--- Start MATERIAL FOR THIS TASK ---

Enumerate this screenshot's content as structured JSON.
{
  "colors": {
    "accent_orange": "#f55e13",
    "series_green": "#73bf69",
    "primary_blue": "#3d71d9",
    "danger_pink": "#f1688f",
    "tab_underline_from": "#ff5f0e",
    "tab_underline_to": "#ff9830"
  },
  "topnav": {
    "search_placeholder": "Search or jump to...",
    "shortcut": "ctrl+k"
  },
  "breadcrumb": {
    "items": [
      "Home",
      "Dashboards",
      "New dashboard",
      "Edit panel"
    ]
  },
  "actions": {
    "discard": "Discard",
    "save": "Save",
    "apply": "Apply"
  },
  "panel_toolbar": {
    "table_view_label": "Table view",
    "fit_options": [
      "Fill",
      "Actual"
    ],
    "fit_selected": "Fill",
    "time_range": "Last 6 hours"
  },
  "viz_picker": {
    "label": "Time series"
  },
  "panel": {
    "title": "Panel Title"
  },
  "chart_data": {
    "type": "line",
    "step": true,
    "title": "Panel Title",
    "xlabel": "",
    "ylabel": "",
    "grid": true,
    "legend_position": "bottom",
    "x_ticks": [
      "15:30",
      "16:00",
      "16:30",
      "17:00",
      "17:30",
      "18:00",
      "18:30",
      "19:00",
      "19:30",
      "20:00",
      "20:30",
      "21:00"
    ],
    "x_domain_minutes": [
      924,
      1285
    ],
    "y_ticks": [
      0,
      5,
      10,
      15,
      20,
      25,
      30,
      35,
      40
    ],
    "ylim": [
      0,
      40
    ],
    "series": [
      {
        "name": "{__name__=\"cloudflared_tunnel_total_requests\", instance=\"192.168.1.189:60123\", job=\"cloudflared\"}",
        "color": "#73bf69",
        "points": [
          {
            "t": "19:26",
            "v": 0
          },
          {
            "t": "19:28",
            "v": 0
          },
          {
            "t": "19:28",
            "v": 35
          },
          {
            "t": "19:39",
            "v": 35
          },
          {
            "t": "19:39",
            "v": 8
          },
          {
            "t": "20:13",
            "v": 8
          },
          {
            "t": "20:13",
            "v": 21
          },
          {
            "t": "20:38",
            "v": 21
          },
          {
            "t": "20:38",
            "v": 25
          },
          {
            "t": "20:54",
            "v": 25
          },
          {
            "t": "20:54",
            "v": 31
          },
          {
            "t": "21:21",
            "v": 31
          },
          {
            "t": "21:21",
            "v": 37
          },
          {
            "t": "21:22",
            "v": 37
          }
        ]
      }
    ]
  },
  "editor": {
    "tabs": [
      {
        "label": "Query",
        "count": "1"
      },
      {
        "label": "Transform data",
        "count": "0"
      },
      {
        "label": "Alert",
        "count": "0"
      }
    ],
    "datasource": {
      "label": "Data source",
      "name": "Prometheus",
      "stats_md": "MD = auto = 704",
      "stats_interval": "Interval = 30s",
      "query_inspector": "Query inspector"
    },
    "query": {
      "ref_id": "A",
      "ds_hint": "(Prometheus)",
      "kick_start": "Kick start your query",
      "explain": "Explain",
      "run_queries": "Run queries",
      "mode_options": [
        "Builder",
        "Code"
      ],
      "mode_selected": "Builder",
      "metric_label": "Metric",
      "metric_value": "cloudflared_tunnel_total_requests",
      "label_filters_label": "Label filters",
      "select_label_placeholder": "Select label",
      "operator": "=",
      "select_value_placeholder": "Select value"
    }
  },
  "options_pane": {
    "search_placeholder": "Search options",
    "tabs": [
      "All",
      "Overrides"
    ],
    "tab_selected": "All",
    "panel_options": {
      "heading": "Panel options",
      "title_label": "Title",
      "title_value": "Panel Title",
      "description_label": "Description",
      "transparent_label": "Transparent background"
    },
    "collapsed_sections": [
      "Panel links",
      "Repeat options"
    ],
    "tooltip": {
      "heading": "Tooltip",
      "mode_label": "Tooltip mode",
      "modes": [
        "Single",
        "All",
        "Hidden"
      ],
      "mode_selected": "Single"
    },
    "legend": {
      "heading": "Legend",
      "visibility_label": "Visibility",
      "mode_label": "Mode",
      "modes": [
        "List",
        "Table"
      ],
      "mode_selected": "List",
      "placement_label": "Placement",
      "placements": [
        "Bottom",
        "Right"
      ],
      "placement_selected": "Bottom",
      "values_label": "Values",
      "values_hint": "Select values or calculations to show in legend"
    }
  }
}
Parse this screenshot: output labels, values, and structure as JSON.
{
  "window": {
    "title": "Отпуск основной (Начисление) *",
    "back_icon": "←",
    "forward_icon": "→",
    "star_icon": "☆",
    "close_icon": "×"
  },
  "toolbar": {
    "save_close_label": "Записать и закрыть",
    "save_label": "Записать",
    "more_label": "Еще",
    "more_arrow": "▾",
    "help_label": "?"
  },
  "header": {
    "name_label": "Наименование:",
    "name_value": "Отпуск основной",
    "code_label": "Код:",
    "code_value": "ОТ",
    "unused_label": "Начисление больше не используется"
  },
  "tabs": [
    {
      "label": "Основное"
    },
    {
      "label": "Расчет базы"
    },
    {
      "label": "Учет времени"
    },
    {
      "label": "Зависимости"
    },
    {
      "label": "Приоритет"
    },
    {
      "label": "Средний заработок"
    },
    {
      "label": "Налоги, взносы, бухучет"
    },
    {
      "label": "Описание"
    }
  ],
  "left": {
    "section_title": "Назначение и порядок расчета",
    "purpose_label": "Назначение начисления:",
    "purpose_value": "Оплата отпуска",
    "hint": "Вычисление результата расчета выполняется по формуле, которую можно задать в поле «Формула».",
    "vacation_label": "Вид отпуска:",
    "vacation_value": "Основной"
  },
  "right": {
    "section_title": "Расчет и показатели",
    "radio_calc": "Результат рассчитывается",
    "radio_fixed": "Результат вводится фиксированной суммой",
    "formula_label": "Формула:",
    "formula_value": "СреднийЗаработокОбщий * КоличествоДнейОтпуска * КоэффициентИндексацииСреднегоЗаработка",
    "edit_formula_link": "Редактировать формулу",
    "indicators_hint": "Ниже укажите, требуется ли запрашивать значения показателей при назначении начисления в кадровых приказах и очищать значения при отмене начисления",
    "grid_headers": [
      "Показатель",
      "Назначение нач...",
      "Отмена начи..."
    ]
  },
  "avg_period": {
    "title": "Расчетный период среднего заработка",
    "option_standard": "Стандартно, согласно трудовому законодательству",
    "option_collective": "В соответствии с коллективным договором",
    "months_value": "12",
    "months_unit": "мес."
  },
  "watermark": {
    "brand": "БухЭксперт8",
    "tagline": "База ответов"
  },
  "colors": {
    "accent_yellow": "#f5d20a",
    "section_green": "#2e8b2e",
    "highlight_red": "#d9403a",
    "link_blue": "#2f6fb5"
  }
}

--- End MATERIAL FOR THIS TASK ---

* DO THIS: All of the data needs to be reproduced exactly, with no line missing.

* SOLUTION TO THE PROBLEM:
Enumerate this screenshot's content as structured JSON.
{
  "colors": {
    "accent_orange": "#f55e13",
    "series_green": "#73bf69",
    "primary_blue": "#3d71d9",
    "danger_pink": "#f1688f",
    "tab_underline_from": "#ff5f0e",
    "tab_underline_to": "#ff9830"
  },
  "topnav": {
    "search_placeholder": "Search or jump to...",
    "shortcut": "ctrl+k"
  },
  "breadcrumb": {
    "items": [
      "Home",
      "Dashboards",
      "New dashboard",
      "Edit panel"
    ]
  },
  "actions": {
    "discard": "Discard",
    "save": "Save",
    "apply": "Apply"
  },
  "panel_toolbar": {
    "table_view_label": "Table view",
    "fit_options": [
      "Fill",
      "Actual"
    ],
    "fit_selected": "Fill",
    "time_range": "Last 6 hours"
  },
  "viz_picker": {
    "label": "Time series"
  },
  "panel": {
    "title": "Panel Title"
  },
  "chart_data": {
    "type": "line",
    "step": true,
    "title": "Panel Title",
    "xlabel": "",
    "ylabel": "",
    "grid": true,
    "legend_position": "bottom",
    "x_ticks": [
      "15:30",
      "16:00",
      "16:30",
      "17:00",
      "17:30",
      "18:00",
      "18:30",
      "19:00",
      "19:30",
      "20:00",
      "20:30",
      "21:00"
    ],
    "x_domain_minutes": [
      924,
      1285
    ],
    "y_ticks": [
      0,
      5,
      10,
      15,
      20,
      25,
      30,
      35,
      40
    ],
    "ylim": [
      0,
      40
    ],
    "series": [
      {
        "name": "{__name__=\"cloudflared_tunnel_total_requests\", instance=\"192.168.1.189:60123\", job=\"cloudflared\"}",
        "color": "#73bf69",
        "points": [
          {
            "t": "19:26",
            "v": 0
          },
          {
            "t": "19:28",
            "v": 0
          },
          {
            "t": "19:28",
            "v": 35
          },
          {
            "t": "19:39",
            "v": 35
          },
          {
            "t": "19:39",
            "v": 8
          },
          {
            "t": "20:13",
            "v": 8
          },
          {
            "t": "20:13",
            "v": 21
          },
          {
            "t": "20:38",
            "v": 21
          },
          {
            "t": "20:38",
            "v": 25
          },
          {
            "t": "20:54",
            "v": 25
          },
          {
            "t": "20:54",
            "v": 31
          },
          {
            "t": "21:21",
            "v": 31
          },
          {
            "t": "21:21",
            "v": 37
          },
          {
            "t": "21:22",
            "v": 37
          }
        ]
      }
    ]
  },
  "editor": {
    "tabs": [
      {
        "label": "Query",
        "count": "1"
      },
      {
        "label": "Transform data",
        "count": "0"
      },
      {
        "label": "Alert",
        "count": "0"
      }
    ],
    "datasource": {
      "label": "Data source",
      "name": "Prometheus",
      "stats_md": "MD = auto = 704",
      "stats_interval": "Interval = 30s",
      "query_inspector": "Query inspector"
    },
    "query": {
      "ref_id": "A",
      "ds_hint": "(Prometheus)",
      "kick_start": "Kick start your query",
      "explain": "Explain",
      "run_queries": "Run queries",
      "mode_options": [
        "Builder",
        "Code"
      ],
      "mode_selected": "Builder",
      "metric_label": "Metric",
      "metric_value": "cloudflared_tunnel_total_requests",
      "label_filters_label": "Label filters",
      "select_label_placeholder": "Select label",
      "operator": "=",
      "select_value_placeholder": "Select value"
    }
  },
  "options_pane": {
    "search_placeholder": "Search options",
    "tabs": [
      "All",
      "Overrides"
    ],
    "tab_selected": "All",
    "panel_options": {
      "heading": "Panel options",
      "title_label": "Title",
      "title_value": "Panel Title",
      "description_label": "Description",
      "transparent_label": "Transparent background"
    },
    "collapsed_sections": [
      "Panel links",
      "Repeat options"
    ],
    "tooltip": {
      "heading": "Tooltip",
      "mode_label": "Tooltip mode",
      "modes": [
        "Single",
        "All",
        "Hidden"
      ],
      "mode_selected": "Single"
    },
    "legend": {
      "heading": "Legend",
      "visibility_label": "Visibility",
      "mode_label": "Mode",
      "modes": [
        "List",
        "Table"
      ],
      "mode_selected": "List",
      "placement_label": "Placement",
      "placements": [
        "Bottom",
        "Right"
      ],
      "placement_selected": "Bottom",
      "values_label": "Values",
      "values_hint": "Select values or calculations to show in legend"
    }
  }
}
Parse this screenshot: output labels, values, and structure as JSON.
{
  "window": {
    "title": "Отпуск основной (Начисление) *",
    "back_icon": "←",
    "forward_icon": "→",
    "star_icon": "☆",
    "close_icon": "×"
  },
  "toolbar": {
    "save_close_label": "Записать и закрыть",
    "save_label": "Записать",
    "more_label": "Еще",
    "more_arrow": "▾",
    "help_label": "?"
  },
  "header": {
    "name_label": "Наименование:",
    "name_value": "Отпуск основной",
    "code_label": "Код:",
    "code_value": "ОТ",
    "unused_label": "Начисление больше не используется"
  },
  "tabs": [
    {
      "label": "Основное"
    },
    {
      "label": "Расчет базы"
    },
    {
      "label": "Учет времени"
    },
    {
      "label": "Зависимости"
    },
    {
      "label": "Приоритет"
    },
    {
      "label": "Средний заработок"
    },
    {
      "label": "Налоги, взносы, бухучет"
    },
    {
      "label": "Описание"
    }
  ],
  "left": {
    "section_title": "Назначение и порядок расчета",
    "purpose_label": "Назначение начисления:",
    "purpose_value": "Оплата отпуска",
    "hint": "Вычисление результата расчета выполняется по формуле, которую можно задать в поле «Формула».",
    "vacation_label": "Вид отпуска:",
    "vacation_value": "Основной"
  },
  "right": {
    "section_title": "Расчет и показатели",
    "radio_calc": "Результат рассчитывается",
    "radio_fixed": "Результат вводится фиксированной суммой",
    "formula_label": "Формула:",
    "formula_value": "СреднийЗаработокОбщий * КоличествоДнейОтпуска * КоэффициентИндексацииСреднегоЗаработка",
    "edit_formula_link": "Редактировать формулу",
    "indicators_hint": "Ниже укажите, требуется ли запрашивать значения показателей при назначении начисления в кадровых приказах и очищать значения при отмене начисления",
    "grid_headers": [
      "Показатель",
      "Назначение нач...",
      "Отмена начи..."
    ]
  },
  "avg_period": {
    "title": "Расчетный период среднего заработка",
    "option_standard": "Стандартно, согласно трудовому законодательству",
    "option_collective": "В соответствии с коллективным договором",
    "months_value": "12",
    "months_unit": "мес."
  },
  "watermark": {
    "brand": "БухЭксперт8",
    "tagline": "База ответов"
  },
  "colors": {
    "accent_yellow": "#f5d20a",
    "section_green": "#2e8b2e",
    "highlight_red": "#d9403a",
    "link_blue": "#2f6fb5"
  }
}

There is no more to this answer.